• **SHORT TASK**: Locate every line in the material below that has the word "name". Copy each of those lines.

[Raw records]
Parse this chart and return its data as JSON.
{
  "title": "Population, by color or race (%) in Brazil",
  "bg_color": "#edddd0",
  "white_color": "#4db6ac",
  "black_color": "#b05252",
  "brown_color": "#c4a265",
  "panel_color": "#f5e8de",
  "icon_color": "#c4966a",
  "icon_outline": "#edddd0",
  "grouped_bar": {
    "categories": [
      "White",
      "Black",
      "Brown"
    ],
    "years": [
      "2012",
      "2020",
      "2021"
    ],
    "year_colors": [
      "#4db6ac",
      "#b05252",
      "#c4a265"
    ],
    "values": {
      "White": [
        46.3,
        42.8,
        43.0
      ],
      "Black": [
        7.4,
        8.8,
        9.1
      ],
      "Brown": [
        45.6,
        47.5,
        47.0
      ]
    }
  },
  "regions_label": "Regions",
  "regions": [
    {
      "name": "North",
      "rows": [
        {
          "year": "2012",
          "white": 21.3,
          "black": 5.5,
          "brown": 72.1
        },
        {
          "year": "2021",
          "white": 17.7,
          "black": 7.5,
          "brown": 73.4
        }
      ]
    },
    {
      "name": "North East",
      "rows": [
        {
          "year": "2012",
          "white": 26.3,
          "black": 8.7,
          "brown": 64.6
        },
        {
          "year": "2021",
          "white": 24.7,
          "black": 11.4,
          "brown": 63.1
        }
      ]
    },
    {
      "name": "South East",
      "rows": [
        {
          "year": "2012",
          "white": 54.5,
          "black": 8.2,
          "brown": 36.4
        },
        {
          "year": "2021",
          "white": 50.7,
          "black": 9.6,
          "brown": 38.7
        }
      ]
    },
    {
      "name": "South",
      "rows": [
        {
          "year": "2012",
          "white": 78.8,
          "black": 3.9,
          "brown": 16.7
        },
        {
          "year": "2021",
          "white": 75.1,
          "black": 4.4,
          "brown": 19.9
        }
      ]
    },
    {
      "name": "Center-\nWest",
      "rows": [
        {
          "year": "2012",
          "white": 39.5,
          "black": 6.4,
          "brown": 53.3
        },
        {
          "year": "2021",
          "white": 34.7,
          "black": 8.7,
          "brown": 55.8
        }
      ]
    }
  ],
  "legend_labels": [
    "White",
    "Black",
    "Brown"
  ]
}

• **TASK ANSWER**:
      "name": "North",
      "name": "North East",
      "name": "South East",
      "name": "South",
      "name": "Center-\nWest",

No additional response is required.